Thanks Anne!

I changed operation style to "wrapped" in the server-config.wsdd
It added an additional element between the parameter and the soap body element. It's working fine now! :-)


@All
But - what's the difference to RPC-style then?

However, the I kept struggling with Axis+Castor+Serializer the last few hours and am very tired of all the neat little problems arising on the way... my last one was a case-sensitivity problem. I had elements in my schema with lower-case names (e.g. <xsd:element name="foobar" type="xsd:string"/>) and Castor generated Foobar.class. The web service client got an answer with the element "foobar", and so could not find the appropriate deserializer. I changed all the names to have the first character upper case, and everything works smooth now.
(I hope this is the right way to do this)


regards
MIke

Anne Thomas Manes schrieb:
If you're using document/literal, then you won't get an operation name
unless you define one. I sugesst you use the document/literal wrapped
convention, in which you wrap your input parameter with an element
that has the same name as your operation.

___

DIRECTIONS: Reproduce the Axis mailing-list message verbatim from "Anne Thomas Manes" to "as your operation.".

(Document layout detection data)

___

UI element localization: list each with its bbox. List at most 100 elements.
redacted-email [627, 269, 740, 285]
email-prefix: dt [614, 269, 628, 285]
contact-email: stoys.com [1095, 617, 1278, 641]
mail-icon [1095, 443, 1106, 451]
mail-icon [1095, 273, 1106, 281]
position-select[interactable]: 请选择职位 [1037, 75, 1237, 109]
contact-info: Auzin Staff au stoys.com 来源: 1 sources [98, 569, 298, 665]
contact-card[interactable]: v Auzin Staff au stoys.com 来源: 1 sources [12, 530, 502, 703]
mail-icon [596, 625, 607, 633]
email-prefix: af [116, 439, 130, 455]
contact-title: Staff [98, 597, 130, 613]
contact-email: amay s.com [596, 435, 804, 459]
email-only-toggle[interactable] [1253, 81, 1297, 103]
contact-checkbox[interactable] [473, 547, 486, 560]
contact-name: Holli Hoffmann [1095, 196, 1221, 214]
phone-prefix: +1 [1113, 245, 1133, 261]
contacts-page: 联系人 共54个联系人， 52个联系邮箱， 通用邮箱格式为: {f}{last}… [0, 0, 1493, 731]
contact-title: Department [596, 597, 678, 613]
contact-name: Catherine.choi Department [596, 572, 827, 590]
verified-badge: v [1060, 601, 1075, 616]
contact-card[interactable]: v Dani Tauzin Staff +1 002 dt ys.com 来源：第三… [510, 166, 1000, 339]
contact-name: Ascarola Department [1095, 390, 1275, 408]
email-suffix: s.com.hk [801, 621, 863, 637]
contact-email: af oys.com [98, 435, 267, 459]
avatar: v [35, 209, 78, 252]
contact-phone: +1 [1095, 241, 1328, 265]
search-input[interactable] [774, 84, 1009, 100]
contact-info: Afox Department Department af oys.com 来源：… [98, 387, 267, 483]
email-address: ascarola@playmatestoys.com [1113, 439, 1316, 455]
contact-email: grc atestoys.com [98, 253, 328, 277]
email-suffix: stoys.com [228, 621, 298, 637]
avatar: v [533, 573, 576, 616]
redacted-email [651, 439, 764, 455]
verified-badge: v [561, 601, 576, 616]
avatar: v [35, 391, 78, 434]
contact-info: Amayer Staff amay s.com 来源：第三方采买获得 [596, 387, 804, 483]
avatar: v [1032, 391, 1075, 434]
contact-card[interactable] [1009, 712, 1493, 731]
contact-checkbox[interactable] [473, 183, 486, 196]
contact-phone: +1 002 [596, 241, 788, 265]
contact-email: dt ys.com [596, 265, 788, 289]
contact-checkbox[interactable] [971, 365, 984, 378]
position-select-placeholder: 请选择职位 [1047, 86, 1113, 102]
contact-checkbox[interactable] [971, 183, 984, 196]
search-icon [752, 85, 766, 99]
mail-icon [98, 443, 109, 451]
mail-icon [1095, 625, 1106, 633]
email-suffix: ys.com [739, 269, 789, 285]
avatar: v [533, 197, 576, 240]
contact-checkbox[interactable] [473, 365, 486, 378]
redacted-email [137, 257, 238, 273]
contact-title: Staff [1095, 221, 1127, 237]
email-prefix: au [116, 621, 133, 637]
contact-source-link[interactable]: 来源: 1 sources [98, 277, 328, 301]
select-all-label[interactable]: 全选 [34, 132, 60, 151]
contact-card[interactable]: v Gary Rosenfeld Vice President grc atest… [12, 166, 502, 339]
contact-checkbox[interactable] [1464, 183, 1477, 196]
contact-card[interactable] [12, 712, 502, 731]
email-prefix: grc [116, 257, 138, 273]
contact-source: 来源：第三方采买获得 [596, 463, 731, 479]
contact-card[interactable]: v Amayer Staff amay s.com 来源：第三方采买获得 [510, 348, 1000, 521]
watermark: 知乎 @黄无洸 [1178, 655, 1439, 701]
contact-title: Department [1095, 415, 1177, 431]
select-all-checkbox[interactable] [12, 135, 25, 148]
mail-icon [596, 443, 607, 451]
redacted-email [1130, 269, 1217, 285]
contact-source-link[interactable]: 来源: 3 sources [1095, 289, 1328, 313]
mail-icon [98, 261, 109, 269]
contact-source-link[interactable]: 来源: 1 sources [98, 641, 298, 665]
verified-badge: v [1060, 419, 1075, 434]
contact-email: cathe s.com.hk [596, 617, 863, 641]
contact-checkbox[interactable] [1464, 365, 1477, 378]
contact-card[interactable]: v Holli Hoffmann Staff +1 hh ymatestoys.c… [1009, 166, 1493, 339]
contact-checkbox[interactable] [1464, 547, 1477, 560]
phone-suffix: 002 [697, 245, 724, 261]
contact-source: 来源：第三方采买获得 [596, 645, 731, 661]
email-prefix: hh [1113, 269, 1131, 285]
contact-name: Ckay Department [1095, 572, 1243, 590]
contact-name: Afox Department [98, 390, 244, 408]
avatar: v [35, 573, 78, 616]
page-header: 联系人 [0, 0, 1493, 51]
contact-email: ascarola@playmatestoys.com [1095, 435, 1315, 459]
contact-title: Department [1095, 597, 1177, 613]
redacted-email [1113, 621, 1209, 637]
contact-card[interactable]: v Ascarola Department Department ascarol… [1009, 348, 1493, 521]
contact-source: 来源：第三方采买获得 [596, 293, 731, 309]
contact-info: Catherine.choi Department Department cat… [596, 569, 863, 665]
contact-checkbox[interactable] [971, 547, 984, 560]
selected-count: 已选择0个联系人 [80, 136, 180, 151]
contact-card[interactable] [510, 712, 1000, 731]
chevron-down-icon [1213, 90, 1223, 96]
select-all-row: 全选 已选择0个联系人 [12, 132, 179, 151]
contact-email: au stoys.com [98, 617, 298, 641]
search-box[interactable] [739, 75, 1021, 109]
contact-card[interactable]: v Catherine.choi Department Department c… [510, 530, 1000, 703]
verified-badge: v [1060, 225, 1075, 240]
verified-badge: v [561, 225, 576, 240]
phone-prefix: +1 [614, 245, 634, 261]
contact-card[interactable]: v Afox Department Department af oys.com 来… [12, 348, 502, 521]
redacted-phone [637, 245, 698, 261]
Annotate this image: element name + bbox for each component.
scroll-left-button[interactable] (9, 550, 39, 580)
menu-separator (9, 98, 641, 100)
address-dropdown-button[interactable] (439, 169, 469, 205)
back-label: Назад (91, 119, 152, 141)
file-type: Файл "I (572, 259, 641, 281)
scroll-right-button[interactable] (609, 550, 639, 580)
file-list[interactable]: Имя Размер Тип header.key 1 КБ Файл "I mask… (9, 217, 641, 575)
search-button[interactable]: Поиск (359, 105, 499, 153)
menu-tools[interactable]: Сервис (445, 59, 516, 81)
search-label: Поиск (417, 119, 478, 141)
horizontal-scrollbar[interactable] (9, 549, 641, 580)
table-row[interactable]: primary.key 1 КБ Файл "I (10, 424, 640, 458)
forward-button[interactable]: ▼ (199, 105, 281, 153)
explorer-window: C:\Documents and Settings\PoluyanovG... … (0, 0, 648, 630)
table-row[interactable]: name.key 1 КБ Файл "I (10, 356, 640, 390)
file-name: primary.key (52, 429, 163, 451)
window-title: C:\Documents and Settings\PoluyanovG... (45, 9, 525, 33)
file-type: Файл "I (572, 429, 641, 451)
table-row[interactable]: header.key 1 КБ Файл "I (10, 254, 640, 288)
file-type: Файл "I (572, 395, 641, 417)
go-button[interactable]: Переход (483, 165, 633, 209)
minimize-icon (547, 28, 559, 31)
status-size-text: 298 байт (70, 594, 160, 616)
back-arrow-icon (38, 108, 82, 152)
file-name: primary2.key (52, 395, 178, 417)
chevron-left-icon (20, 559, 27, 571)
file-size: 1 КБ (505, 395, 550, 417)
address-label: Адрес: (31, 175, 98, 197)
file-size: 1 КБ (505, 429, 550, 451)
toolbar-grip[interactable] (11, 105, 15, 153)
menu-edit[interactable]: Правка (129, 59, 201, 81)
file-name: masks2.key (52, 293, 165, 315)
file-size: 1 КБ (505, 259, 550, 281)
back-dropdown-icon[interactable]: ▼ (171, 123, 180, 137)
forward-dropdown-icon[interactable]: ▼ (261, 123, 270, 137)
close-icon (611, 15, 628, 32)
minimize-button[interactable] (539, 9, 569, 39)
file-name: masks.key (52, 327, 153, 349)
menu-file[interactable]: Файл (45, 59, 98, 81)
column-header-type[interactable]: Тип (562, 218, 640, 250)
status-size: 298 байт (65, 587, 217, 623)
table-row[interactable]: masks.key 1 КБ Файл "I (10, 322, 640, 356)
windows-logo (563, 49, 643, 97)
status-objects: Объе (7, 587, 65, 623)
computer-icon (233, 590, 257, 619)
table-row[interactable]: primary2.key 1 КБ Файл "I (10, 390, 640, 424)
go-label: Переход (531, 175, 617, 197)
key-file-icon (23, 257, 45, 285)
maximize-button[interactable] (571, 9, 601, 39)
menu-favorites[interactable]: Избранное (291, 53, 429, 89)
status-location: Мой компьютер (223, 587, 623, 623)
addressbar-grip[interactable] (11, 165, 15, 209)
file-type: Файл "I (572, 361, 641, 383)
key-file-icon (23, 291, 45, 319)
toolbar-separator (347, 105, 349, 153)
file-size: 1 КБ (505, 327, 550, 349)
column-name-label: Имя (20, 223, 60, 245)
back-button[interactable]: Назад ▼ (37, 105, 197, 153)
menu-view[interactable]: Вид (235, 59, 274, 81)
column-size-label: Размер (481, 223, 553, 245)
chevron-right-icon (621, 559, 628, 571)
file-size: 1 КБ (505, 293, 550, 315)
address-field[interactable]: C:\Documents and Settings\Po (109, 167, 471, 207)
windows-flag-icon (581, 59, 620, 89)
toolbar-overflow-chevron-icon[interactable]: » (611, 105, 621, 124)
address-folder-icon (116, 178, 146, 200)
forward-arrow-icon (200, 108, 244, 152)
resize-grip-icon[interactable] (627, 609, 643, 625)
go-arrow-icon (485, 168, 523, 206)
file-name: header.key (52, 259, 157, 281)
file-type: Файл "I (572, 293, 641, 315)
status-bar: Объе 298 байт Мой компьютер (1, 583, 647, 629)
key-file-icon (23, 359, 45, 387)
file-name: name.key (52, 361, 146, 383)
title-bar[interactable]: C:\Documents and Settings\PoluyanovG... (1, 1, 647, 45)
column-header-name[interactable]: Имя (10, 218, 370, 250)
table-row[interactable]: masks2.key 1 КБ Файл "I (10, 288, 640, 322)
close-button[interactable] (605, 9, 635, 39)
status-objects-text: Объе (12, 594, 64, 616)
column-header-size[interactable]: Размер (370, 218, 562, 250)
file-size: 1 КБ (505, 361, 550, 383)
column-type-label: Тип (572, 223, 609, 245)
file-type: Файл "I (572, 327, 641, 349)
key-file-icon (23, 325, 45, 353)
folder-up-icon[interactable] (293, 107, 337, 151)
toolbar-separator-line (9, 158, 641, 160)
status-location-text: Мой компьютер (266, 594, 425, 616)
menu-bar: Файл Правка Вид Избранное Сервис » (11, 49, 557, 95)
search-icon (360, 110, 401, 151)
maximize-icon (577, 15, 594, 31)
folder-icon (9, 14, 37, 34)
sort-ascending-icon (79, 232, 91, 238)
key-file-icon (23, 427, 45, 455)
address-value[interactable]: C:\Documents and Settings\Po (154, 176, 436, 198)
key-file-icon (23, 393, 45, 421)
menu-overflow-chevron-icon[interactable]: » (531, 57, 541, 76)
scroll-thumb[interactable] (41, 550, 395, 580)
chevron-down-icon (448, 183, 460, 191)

___

YOUR SOLUTION:
Anne Thomas Manes schrieb:
If you're using document/literal, then you won't get an operation name
unless you define one. I sugesst you use the document/literal wrapped
convention, in which you wrap your input parameter with an element
that has the same name as your operation.